Task statement
Every line that contains "JSON" counts once; give the total number of such lines, with no other words.

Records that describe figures
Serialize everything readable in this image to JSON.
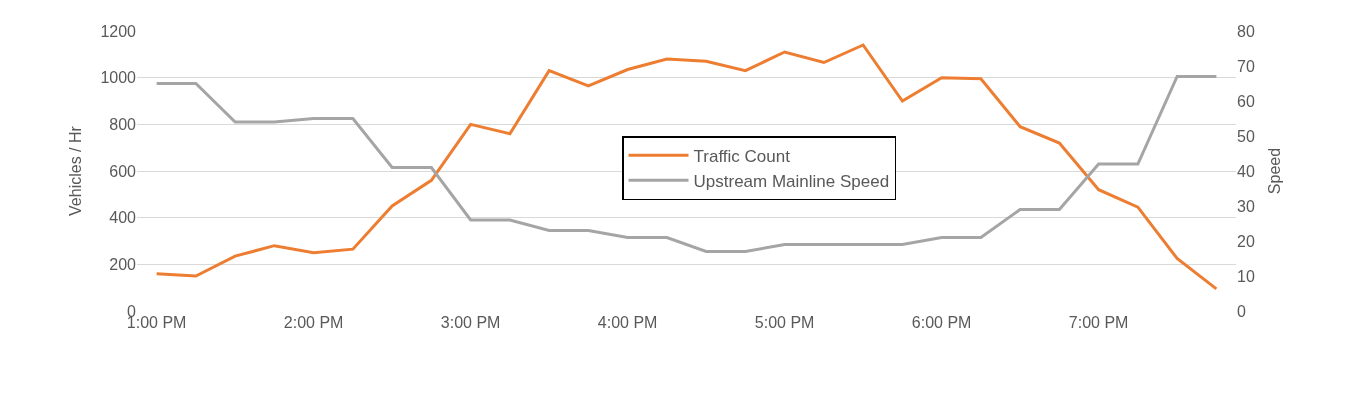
{
  "chart_data": {
    "type": "line",
    "x": [
      13,
      13.25,
      13.5,
      13.75,
      14,
      14.25,
      14.5,
      14.75,
      15,
      15.25,
      15.5,
      15.75,
      16,
      16.25,
      16.5,
      16.75,
      17,
      17.25,
      17.5,
      17.75,
      18,
      18.25,
      18.5,
      18.75,
      19,
      19.25,
      19.5,
      19.75
    ],
    "series": [
      {
        "name": "Traffic Count",
        "color": "#ed7d31",
        "values": [
          160,
          150,
          235,
          280,
          250,
          265,
          450,
          560,
          800,
          760,
          1030,
          965,
          1035,
          1080,
          1070,
          1030,
          1110,
          1065,
          1140,
          900,
          1000,
          995,
          790,
          720,
          520,
          445,
          225,
          95
        ]
      },
      {
        "name": "Upstream Mainline Speed",
        "color": "#a5a5a5",
        "axis": "y2",
        "values": [
          65,
          65,
          54,
          54,
          55,
          55,
          41,
          41,
          26,
          26,
          23,
          23,
          21,
          21,
          17,
          17,
          19,
          19,
          19,
          19,
          21,
          21,
          29,
          29,
          42,
          42,
          67,
          67
        ]
      }
    ],
    "ylabel": "Vehicles / Hr",
    "y2label": "Speed",
    "xlim": [
      12.875,
      19.875
    ],
    "xticks": [
      {
        "value": 13,
        "label": "1:00 PM"
      },
      {
        "value": 14,
        "label": "2:00 PM"
      },
      {
        "value": 15,
        "label": "3:00 PM"
      },
      {
        "value": 16,
        "label": "4:00 PM"
      },
      {
        "value": 17,
        "label": "5:00 PM"
      },
      {
        "value": 18,
        "label": "6:00 PM"
      },
      {
        "value": 19,
        "label": "7:00 PM"
      }
    ],
    "ylim": [
      0,
      1200
    ],
    "yticks": [
      0,
      200,
      400,
      600,
      800,
      1000,
      1200
    ],
    "y2lim": [
      0,
      80
    ],
    "y2ticks": [
      0,
      10,
      20,
      30,
      40,
      50,
      60,
      70,
      80
    ],
    "grid": "y",
    "legend": "center",
    "marker": "none",
    "line_style": "solid"
  }
}
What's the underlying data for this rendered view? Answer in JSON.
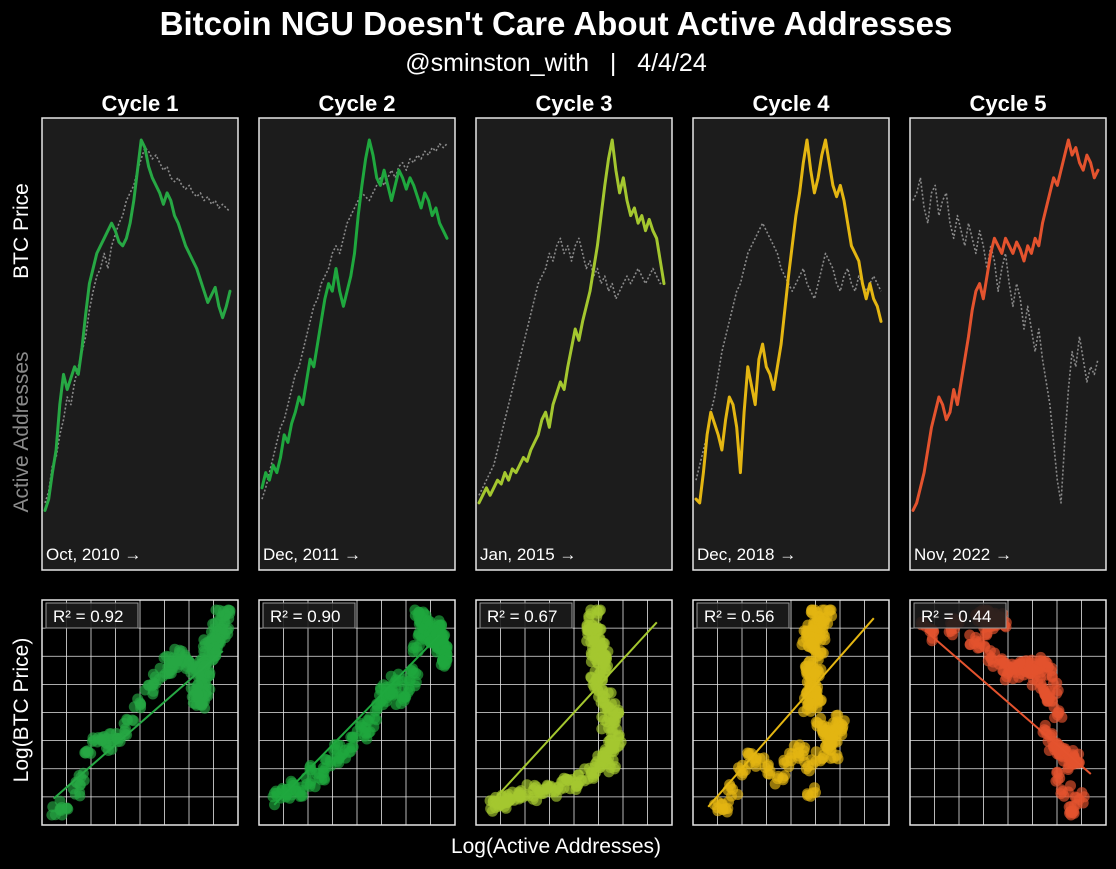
{
  "header": {
    "title": "Bitcoin NGU Doesn't Care About Active Addresses",
    "subtitle": "@sminston_with   |   4/4/24"
  },
  "axes_labels": {
    "top_y_price": "BTC Price",
    "top_y_addresses": "Active Addresses",
    "bottom_y": "Log(BTC Price)",
    "bottom_x": "Log(Active Addresses)"
  },
  "colors": {
    "background": "#000000",
    "panel": "#1c1c1c",
    "frame": "#e6e6e6",
    "grid": "#e6e6e6",
    "addresses_line": "#8a8a8a"
  },
  "chart_data": [
    {
      "type": "line",
      "title": "Cycle 1",
      "start_label": "Oct, 2010 →",
      "color": "#27a844",
      "grid": false,
      "series": [
        {
          "name": "BTC Price",
          "normalized": true,
          "values": [
            0.02,
            0.05,
            0.12,
            0.18,
            0.3,
            0.38,
            0.34,
            0.37,
            0.4,
            0.38,
            0.45,
            0.54,
            0.62,
            0.66,
            0.7,
            0.72,
            0.74,
            0.76,
            0.78,
            0.76,
            0.73,
            0.72,
            0.74,
            0.78,
            0.84,
            0.92,
            1.0,
            0.98,
            0.93,
            0.9,
            0.88,
            0.86,
            0.83,
            0.86,
            0.84,
            0.8,
            0.78,
            0.75,
            0.72,
            0.7,
            0.68,
            0.66,
            0.63,
            0.6,
            0.57,
            0.59,
            0.61,
            0.56,
            0.53,
            0.56,
            0.6
          ]
        },
        {
          "name": "Active Addresses",
          "normalized": true,
          "values": [
            0.04,
            0.07,
            0.14,
            0.16,
            0.22,
            0.26,
            0.32,
            0.3,
            0.36,
            0.4,
            0.44,
            0.48,
            0.55,
            0.6,
            0.64,
            0.66,
            0.7,
            0.66,
            0.72,
            0.75,
            0.78,
            0.8,
            0.84,
            0.86,
            0.88,
            0.92,
            0.95,
            0.98,
            0.97,
            0.95,
            0.96,
            0.94,
            0.92,
            0.93,
            0.9,
            0.89,
            0.9,
            0.88,
            0.87,
            0.88,
            0.86,
            0.85,
            0.86,
            0.84,
            0.85,
            0.83,
            0.84,
            0.82,
            0.83,
            0.82,
            0.81
          ]
        }
      ],
      "scatter": {
        "r2": "R² = 0.92",
        "fit": [
          [
            0.02,
            0.08
          ],
          [
            0.96,
            0.8
          ]
        ]
      }
    },
    {
      "type": "line",
      "title": "Cycle 2",
      "start_label": "Dec, 2011 →",
      "color": "#1fa83e",
      "grid": false,
      "series": [
        {
          "name": "BTC Price",
          "normalized": true,
          "values": [
            0.08,
            0.12,
            0.1,
            0.14,
            0.12,
            0.16,
            0.22,
            0.2,
            0.25,
            0.28,
            0.32,
            0.3,
            0.36,
            0.42,
            0.4,
            0.46,
            0.52,
            0.58,
            0.62,
            0.6,
            0.66,
            0.6,
            0.56,
            0.6,
            0.64,
            0.7,
            0.8,
            0.88,
            0.95,
            1.0,
            0.96,
            0.9,
            0.88,
            0.92,
            0.88,
            0.84,
            0.88,
            0.92,
            0.9,
            0.87,
            0.9,
            0.88,
            0.85,
            0.82,
            0.86,
            0.84,
            0.8,
            0.82,
            0.78,
            0.76,
            0.74
          ]
        },
        {
          "name": "Active Addresses",
          "normalized": true,
          "values": [
            0.05,
            0.08,
            0.12,
            0.16,
            0.2,
            0.24,
            0.26,
            0.3,
            0.34,
            0.38,
            0.4,
            0.44,
            0.48,
            0.52,
            0.56,
            0.58,
            0.62,
            0.64,
            0.66,
            0.7,
            0.72,
            0.7,
            0.74,
            0.78,
            0.8,
            0.82,
            0.84,
            0.86,
            0.85,
            0.84,
            0.86,
            0.88,
            0.9,
            0.88,
            0.9,
            0.92,
            0.9,
            0.93,
            0.94,
            0.92,
            0.95,
            0.94,
            0.96,
            0.95,
            0.97,
            0.96,
            0.98,
            0.97,
            0.99,
            0.98,
            0.99
          ]
        }
      ],
      "scatter": {
        "r2": "R² = 0.90",
        "fit": [
          [
            0.04,
            0.05
          ],
          [
            0.96,
            0.88
          ]
        ]
      }
    },
    {
      "type": "line",
      "title": "Cycle 3",
      "start_label": "Jan, 2015 →",
      "color": "#a4c72f",
      "grid": false,
      "series": [
        {
          "name": "BTC Price",
          "normalized": true,
          "values": [
            0.04,
            0.06,
            0.08,
            0.06,
            0.08,
            0.1,
            0.09,
            0.12,
            0.1,
            0.13,
            0.12,
            0.14,
            0.16,
            0.15,
            0.18,
            0.2,
            0.22,
            0.26,
            0.28,
            0.24,
            0.3,
            0.33,
            0.36,
            0.34,
            0.4,
            0.45,
            0.5,
            0.47,
            0.52,
            0.56,
            0.6,
            0.66,
            0.72,
            0.8,
            0.88,
            0.95,
            1.0,
            0.92,
            0.86,
            0.9,
            0.84,
            0.8,
            0.82,
            0.78,
            0.8,
            0.76,
            0.79,
            0.76,
            0.74,
            0.68,
            0.62
          ]
        },
        {
          "name": "Active Addresses",
          "normalized": true,
          "values": [
            0.06,
            0.08,
            0.1,
            0.12,
            0.14,
            0.18,
            0.22,
            0.26,
            0.3,
            0.34,
            0.38,
            0.42,
            0.46,
            0.5,
            0.54,
            0.58,
            0.62,
            0.64,
            0.66,
            0.7,
            0.68,
            0.72,
            0.74,
            0.7,
            0.72,
            0.68,
            0.72,
            0.74,
            0.7,
            0.66,
            0.68,
            0.64,
            0.66,
            0.62,
            0.64,
            0.6,
            0.62,
            0.58,
            0.6,
            0.62,
            0.64,
            0.62,
            0.64,
            0.66,
            0.64,
            0.62,
            0.64,
            0.66,
            0.64,
            0.62,
            0.63
          ]
        }
      ],
      "scatter": {
        "r2": "R² = 0.67",
        "fit": [
          [
            0.04,
            0.06
          ],
          [
            0.96,
            0.94
          ]
        ]
      }
    },
    {
      "type": "line",
      "title": "Cycle 4",
      "start_label": "Dec, 2018 →",
      "color": "#e4b612",
      "grid": false,
      "series": [
        {
          "name": "BTC Price",
          "normalized": true,
          "values": [
            0.05,
            0.04,
            0.12,
            0.22,
            0.28,
            0.25,
            0.22,
            0.18,
            0.26,
            0.32,
            0.3,
            0.24,
            0.12,
            0.28,
            0.4,
            0.35,
            0.3,
            0.42,
            0.46,
            0.4,
            0.38,
            0.34,
            0.4,
            0.46,
            0.55,
            0.64,
            0.72,
            0.8,
            0.86,
            0.94,
            1.0,
            0.92,
            0.86,
            0.9,
            0.96,
            1.0,
            0.94,
            0.88,
            0.85,
            0.88,
            0.84,
            0.78,
            0.72,
            0.7,
            0.68,
            0.62,
            0.58,
            0.62,
            0.58,
            0.56,
            0.52
          ]
        },
        {
          "name": "Active Addresses",
          "normalized": true,
          "values": [
            0.1,
            0.14,
            0.18,
            0.22,
            0.28,
            0.32,
            0.38,
            0.44,
            0.48,
            0.52,
            0.56,
            0.6,
            0.62,
            0.66,
            0.7,
            0.72,
            0.74,
            0.76,
            0.78,
            0.76,
            0.74,
            0.72,
            0.7,
            0.66,
            0.64,
            0.62,
            0.6,
            0.62,
            0.64,
            0.66,
            0.62,
            0.6,
            0.58,
            0.62,
            0.66,
            0.7,
            0.68,
            0.66,
            0.62,
            0.6,
            0.64,
            0.66,
            0.62,
            0.6,
            0.64,
            0.62,
            0.6,
            0.62,
            0.64,
            0.62,
            0.6
          ]
        }
      ],
      "scatter": {
        "r2": "R² = 0.56",
        "fit": [
          [
            0.04,
            0.04
          ],
          [
            0.96,
            0.96
          ]
        ]
      }
    },
    {
      "type": "line",
      "title": "Cycle 5",
      "start_label": "Nov, 2022 →",
      "color": "#e4532e",
      "grid": false,
      "series": [
        {
          "name": "BTC Price",
          "normalized": true,
          "values": [
            0.02,
            0.04,
            0.08,
            0.12,
            0.18,
            0.24,
            0.28,
            0.32,
            0.3,
            0.26,
            0.28,
            0.34,
            0.3,
            0.36,
            0.42,
            0.48,
            0.55,
            0.6,
            0.62,
            0.58,
            0.64,
            0.7,
            0.74,
            0.72,
            0.7,
            0.74,
            0.72,
            0.7,
            0.73,
            0.71,
            0.68,
            0.72,
            0.7,
            0.74,
            0.72,
            0.78,
            0.82,
            0.86,
            0.9,
            0.88,
            0.92,
            0.96,
            1.0,
            0.96,
            0.98,
            0.94,
            0.92,
            0.96,
            0.94,
            0.9,
            0.92
          ]
        },
        {
          "name": "Active Addresses",
          "normalized": true,
          "values": [
            0.84,
            0.86,
            0.9,
            0.82,
            0.78,
            0.86,
            0.88,
            0.8,
            0.84,
            0.86,
            0.78,
            0.74,
            0.8,
            0.76,
            0.72,
            0.78,
            0.74,
            0.7,
            0.76,
            0.72,
            0.66,
            0.72,
            0.68,
            0.6,
            0.66,
            0.7,
            0.62,
            0.56,
            0.62,
            0.58,
            0.5,
            0.56,
            0.5,
            0.44,
            0.5,
            0.42,
            0.36,
            0.3,
            0.2,
            0.1,
            0.04,
            0.2,
            0.34,
            0.44,
            0.4,
            0.48,
            0.42,
            0.36,
            0.4,
            0.38,
            0.42
          ]
        }
      ],
      "scatter": {
        "r2": "R² = 0.44",
        "fit": [
          [
            0.04,
            0.9
          ],
          [
            0.96,
            0.2
          ]
        ]
      }
    }
  ]
}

Correct result
2